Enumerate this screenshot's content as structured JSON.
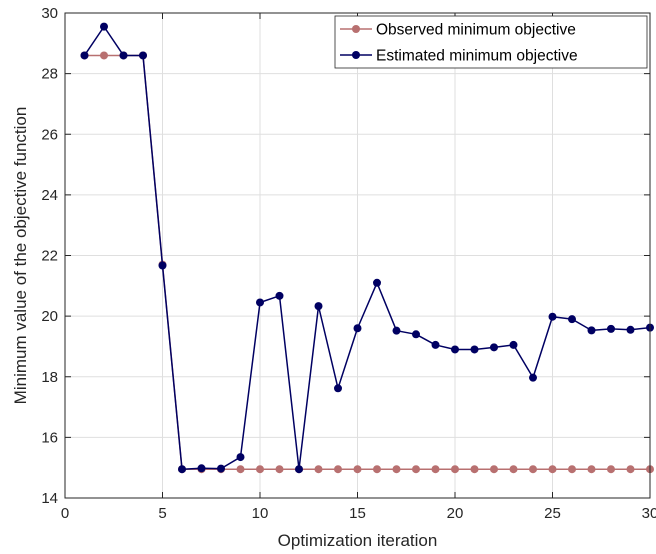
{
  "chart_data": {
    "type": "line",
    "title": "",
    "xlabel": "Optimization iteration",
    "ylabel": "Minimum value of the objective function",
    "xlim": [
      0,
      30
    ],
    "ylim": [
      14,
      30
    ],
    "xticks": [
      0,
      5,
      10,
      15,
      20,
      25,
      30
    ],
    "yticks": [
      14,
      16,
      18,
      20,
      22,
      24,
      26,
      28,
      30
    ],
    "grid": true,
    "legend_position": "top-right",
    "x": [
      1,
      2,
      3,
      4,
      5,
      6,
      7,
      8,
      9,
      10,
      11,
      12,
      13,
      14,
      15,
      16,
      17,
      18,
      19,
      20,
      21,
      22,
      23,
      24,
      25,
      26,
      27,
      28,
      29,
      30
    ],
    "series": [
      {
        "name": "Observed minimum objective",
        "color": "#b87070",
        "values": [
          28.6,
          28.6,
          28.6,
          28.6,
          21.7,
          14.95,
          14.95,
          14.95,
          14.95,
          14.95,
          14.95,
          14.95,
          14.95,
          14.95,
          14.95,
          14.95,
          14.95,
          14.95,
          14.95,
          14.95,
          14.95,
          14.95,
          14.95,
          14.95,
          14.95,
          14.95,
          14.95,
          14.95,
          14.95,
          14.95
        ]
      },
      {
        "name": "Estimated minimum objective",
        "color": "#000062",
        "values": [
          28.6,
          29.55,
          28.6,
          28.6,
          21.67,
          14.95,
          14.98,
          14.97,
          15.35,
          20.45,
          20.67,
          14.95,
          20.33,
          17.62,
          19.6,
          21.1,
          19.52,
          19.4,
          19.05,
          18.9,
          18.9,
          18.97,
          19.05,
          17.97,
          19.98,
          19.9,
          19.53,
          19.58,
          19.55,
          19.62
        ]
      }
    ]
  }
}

******************************

▶ What you should do: Every line of the data should be copied as it stands, without the images.

▶ Expected answer:
Enumerate this screenshot's content as structured JSON.
{
  "chart_data": {
    "type": "line",
    "title": "",
    "xlabel": "Optimization iteration",
    "ylabel": "Minimum value of the objective function",
    "xlim": [
      0,
      30
    ],
    "ylim": [
      14,
      30
    ],
    "xticks": [
      0,
      5,
      10,
      15,
      20,
      25,
      30
    ],
    "yticks": [
      14,
      16,
      18,
      20,
      22,
      24,
      26,
      28,
      30
    ],
    "grid": true,
    "legend_position": "top-right",
    "x": [
      1,
      2,
      3,
      4,
      5,
      6,
      7,
      8,
      9,
      10,
      11,
      12,
      13,
      14,
      15,
      16,
      17,
      18,
      19,
      20,
      21,
      22,
      23,
      24,
      25,
      26,
      27,
      28,
      29,
      30
    ],
    "series": [
      {
        "name": "Observed minimum objective",
        "color": "#b87070",
        "values": [
          28.6,
          28.6,
          28.6,
          28.6,
          21.7,
          14.95,
          14.95,
          14.95,
          14.95,
          14.95,
          14.95,
          14.95,
          14.95,
          14.95,
          14.95,
          14.95,
          14.95,
          14.95,
          14.95,
          14.95,
          14.95,
          14.95,
          14.95,
          14.95,
          14.95,
          14.95,
          14.95,
          14.95,
          14.95,
          14.95
        ]
      },
      {
        "name": "Estimated minimum objective",
        "color": "#000062",
        "values": [
          28.6,
          29.55,
          28.6,
          28.6,
          21.67,
          14.95,
          14.98,
          14.97,
          15.35,
          20.45,
          20.67,
          14.95,
          20.33,
          17.62,
          19.6,
          21.1,
          19.52,
          19.4,
          19.05,
          18.9,
          18.9,
          18.97,
          19.05,
          17.97,
          19.98,
          19.9,
          19.53,
          19.58,
          19.55,
          19.62
        ]
      }
    ]
  }
}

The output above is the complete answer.